## EXERCISE BRIEF
Where a line of the material contains the string "DIRT", copy that line.

## GIVEN INFORMATION
[Begin]

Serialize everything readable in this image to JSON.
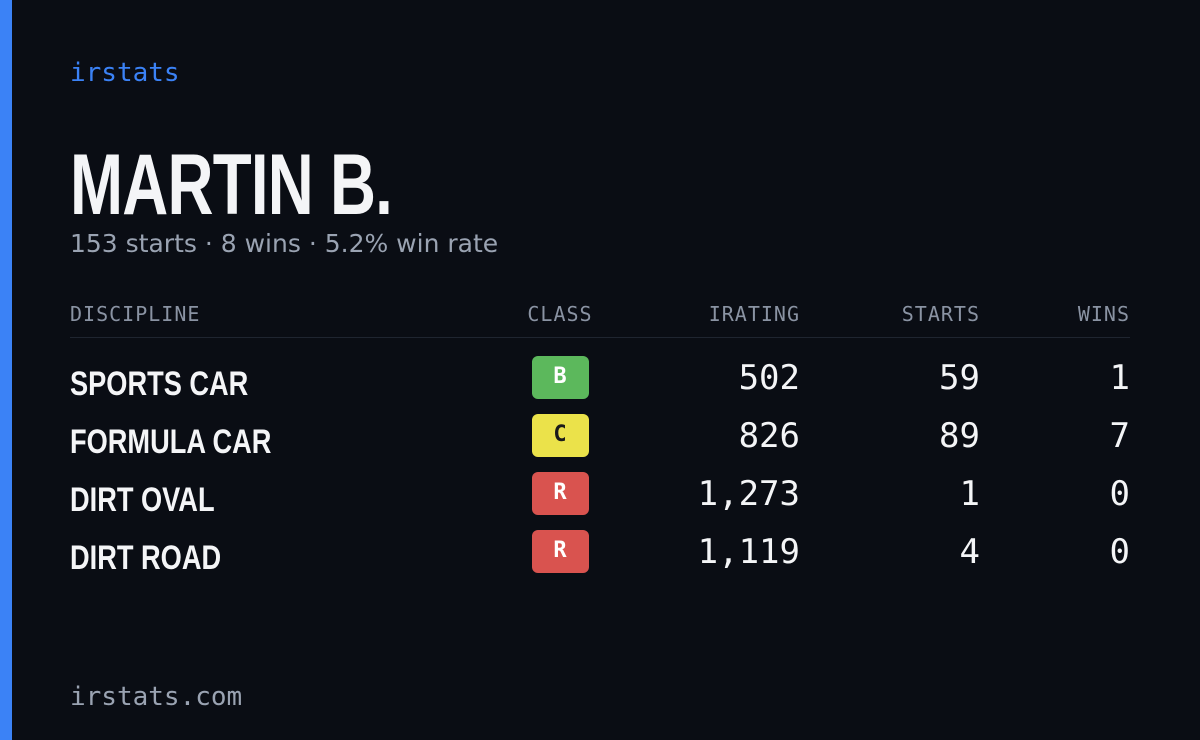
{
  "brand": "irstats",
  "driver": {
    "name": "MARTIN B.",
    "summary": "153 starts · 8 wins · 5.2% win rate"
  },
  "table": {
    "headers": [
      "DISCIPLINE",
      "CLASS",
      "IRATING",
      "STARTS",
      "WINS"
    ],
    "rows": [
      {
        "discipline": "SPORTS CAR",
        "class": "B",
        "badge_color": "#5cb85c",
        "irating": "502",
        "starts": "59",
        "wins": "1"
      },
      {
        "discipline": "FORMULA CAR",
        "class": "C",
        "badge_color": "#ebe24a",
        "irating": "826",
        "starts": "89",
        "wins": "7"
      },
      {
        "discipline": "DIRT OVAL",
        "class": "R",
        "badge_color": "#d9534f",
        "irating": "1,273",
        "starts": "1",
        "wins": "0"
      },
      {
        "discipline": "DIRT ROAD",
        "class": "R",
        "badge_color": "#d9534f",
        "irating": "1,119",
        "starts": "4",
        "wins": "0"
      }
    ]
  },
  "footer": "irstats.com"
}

[End]

## ANSWER FOR THE TASK
        "discipline": "DIRT OVAL",
        "discipline": "DIRT ROAD",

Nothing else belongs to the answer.